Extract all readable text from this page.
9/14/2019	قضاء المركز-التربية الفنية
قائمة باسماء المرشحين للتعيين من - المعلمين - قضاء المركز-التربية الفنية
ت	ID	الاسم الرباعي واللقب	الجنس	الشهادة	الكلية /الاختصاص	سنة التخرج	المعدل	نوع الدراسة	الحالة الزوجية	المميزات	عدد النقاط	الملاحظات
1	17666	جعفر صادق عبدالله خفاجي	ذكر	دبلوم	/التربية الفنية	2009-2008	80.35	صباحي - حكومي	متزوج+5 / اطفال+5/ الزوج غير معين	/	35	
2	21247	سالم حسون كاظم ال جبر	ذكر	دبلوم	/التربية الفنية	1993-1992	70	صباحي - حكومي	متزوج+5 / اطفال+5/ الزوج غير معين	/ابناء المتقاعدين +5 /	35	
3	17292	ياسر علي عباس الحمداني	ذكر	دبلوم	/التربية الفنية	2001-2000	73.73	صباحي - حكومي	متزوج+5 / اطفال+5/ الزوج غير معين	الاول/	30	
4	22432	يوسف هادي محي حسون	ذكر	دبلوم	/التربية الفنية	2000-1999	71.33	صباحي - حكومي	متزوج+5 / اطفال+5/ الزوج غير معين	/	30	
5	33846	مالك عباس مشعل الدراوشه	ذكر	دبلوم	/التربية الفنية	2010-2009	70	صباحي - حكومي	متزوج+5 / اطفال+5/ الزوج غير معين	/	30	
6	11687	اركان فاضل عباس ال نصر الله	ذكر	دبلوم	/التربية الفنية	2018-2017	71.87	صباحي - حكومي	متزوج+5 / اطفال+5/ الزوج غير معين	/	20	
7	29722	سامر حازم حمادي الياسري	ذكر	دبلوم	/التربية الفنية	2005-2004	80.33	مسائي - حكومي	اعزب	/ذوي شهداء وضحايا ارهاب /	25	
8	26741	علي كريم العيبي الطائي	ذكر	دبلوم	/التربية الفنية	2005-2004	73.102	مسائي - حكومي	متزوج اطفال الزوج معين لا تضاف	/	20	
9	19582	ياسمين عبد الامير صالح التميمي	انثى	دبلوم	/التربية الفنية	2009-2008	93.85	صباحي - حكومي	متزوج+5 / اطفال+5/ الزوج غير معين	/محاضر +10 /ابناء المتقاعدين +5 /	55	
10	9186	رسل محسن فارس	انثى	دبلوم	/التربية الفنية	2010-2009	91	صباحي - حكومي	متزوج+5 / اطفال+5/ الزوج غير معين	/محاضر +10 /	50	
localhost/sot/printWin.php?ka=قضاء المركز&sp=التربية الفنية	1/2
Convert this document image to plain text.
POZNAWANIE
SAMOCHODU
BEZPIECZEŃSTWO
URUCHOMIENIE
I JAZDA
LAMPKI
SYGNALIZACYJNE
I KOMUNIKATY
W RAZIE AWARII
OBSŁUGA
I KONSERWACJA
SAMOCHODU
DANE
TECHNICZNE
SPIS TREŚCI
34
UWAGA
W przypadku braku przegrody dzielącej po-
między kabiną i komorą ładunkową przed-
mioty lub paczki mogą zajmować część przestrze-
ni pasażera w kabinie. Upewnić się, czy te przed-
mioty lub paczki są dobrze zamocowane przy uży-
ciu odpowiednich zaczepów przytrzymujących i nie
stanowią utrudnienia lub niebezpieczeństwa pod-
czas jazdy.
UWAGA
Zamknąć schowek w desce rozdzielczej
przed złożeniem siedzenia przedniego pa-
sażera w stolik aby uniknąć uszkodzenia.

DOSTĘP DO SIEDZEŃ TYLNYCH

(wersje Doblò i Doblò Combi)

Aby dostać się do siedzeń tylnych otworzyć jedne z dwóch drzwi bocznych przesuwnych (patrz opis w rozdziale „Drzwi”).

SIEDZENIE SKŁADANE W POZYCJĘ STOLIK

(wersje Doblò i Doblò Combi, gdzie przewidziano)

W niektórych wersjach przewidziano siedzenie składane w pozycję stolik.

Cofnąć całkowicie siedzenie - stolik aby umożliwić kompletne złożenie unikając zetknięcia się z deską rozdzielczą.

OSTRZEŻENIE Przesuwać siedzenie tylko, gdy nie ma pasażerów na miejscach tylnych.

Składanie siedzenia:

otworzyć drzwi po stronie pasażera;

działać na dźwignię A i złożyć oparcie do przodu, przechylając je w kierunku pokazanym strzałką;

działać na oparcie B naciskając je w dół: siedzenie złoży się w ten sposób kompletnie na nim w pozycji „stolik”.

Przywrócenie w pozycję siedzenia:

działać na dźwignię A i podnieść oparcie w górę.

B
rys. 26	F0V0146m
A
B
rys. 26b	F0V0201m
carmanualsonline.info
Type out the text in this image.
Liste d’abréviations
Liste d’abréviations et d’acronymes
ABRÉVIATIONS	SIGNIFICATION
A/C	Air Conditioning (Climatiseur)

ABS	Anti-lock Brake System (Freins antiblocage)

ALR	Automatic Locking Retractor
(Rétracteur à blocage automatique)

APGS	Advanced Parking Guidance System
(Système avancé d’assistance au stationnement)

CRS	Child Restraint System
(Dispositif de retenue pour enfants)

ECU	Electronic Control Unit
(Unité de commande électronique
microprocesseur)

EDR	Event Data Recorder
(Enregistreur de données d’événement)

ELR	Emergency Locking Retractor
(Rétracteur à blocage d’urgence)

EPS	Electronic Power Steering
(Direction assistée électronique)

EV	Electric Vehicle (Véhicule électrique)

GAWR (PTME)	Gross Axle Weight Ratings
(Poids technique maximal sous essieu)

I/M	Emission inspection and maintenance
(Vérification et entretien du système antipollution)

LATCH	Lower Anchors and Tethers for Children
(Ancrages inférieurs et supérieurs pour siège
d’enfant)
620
════════════════════
_Exercise instructions_: How many of the lines above hold "المتقاعدين"? Answer with only the number.

_Solved exercise_: 2